Extracto seleccionado:
************

El concepto de envejecimiento activo está definido por la Organización Mundial de la Salud como “el proceso de optimización de las oportunidades de salud, participación y seguridad con el fin de mejorar la calidad de vida a medida que las personas envejecen”. Se trata, por tanto, de una idea que va mucho más allá de la actividad física, como en muchas ocasiones se suele pensar.

De hecho, la palabra “activo” se refiere al hecho de participar en la sociedad. Es decir, se trata de envejecer sin desengancharse de los apartados culturales, económicos, cívicos y espirituales de una sociedad. Es decir, de no dejar en ningún momento de formar parte de ella.

¿En qué pilares básicos se apoya el envejecimiento activo?

************

Tareas por realizar:
1. Según el extracto, ¿a qué se refiere la palabra “activo” en el concepto de envejecimiento activo?
2. Reproduce el pasaje del extracto que empieza en "El concepto de" y termina en "parte de ella.".

Datos de origen:
************

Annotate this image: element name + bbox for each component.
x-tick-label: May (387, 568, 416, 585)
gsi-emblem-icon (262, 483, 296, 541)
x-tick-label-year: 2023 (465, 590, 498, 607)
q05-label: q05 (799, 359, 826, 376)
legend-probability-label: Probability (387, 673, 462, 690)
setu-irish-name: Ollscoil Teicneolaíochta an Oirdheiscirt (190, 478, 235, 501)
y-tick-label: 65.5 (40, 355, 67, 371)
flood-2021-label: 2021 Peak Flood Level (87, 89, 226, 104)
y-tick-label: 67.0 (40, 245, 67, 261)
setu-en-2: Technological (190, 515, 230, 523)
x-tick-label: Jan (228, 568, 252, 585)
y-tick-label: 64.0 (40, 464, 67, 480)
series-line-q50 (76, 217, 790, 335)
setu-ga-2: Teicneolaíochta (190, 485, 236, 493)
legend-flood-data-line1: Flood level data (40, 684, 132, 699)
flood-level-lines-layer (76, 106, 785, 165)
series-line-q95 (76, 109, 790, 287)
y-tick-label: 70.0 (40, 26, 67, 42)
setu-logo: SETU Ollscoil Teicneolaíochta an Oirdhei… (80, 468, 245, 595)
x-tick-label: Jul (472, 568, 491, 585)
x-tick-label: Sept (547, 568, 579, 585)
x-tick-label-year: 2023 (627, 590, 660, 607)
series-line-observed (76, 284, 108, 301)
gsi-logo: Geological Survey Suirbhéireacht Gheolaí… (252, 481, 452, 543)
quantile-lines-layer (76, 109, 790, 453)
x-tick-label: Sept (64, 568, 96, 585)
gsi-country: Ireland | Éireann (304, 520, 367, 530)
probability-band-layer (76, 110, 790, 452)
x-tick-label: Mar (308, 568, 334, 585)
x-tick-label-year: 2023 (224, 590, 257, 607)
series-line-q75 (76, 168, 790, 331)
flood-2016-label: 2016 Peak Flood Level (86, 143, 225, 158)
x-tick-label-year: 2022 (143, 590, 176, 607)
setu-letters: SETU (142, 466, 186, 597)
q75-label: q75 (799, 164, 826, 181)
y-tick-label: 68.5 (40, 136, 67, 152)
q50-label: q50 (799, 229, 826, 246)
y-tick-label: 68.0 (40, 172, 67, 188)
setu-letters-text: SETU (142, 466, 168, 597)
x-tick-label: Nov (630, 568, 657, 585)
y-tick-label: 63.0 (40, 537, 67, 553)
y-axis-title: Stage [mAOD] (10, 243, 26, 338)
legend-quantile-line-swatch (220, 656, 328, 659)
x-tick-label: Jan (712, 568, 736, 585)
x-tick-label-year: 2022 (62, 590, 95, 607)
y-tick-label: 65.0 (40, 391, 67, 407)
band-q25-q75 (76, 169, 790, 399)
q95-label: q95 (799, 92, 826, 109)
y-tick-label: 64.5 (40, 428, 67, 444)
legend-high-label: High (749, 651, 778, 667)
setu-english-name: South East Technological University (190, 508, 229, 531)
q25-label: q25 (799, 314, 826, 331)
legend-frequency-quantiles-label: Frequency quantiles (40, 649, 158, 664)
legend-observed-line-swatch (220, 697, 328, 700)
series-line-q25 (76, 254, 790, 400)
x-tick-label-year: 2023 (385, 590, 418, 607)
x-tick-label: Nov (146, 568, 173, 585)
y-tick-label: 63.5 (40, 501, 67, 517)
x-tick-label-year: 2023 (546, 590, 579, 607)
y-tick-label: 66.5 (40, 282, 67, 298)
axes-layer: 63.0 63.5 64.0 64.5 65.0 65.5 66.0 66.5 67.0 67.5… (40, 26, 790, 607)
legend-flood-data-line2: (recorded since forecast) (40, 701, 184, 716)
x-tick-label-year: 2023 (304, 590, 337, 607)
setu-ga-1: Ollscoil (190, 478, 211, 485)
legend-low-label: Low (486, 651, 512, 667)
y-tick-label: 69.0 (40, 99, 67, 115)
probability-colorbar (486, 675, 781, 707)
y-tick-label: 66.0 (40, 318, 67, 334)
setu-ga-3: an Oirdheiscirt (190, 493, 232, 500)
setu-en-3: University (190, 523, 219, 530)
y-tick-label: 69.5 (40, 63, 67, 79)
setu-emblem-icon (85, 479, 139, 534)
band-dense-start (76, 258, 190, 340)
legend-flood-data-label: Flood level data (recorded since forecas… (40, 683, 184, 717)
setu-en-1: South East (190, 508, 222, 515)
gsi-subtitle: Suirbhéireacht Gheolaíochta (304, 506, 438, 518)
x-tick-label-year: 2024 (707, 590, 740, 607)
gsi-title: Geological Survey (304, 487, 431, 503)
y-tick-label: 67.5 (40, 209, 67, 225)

************

Respuestas:
1. Se refiere al hecho de participar en la sociedad.

2.
El concepto de envejecimiento activo está definido por la Organización Mundial de la Salud como “el proceso de optimización de las oportunidades de salud, participación y seguridad con el fin de mejorar la calidad de vida a medida que las personas envejecen”. Se trata, por tanto, de una idea que va mucho más allá de la actividad física, como en muchas ocasiones se suele pensar.

De hecho, la palabra “activo” se refiere al hecho de participar en la sociedad. Es decir, se trata de envejecer sin desengancharse de los apartados culturales, económicos, cívicos y espirituales de una sociedad. Es decir, de no dejar en ningún momento de formar parte de ella.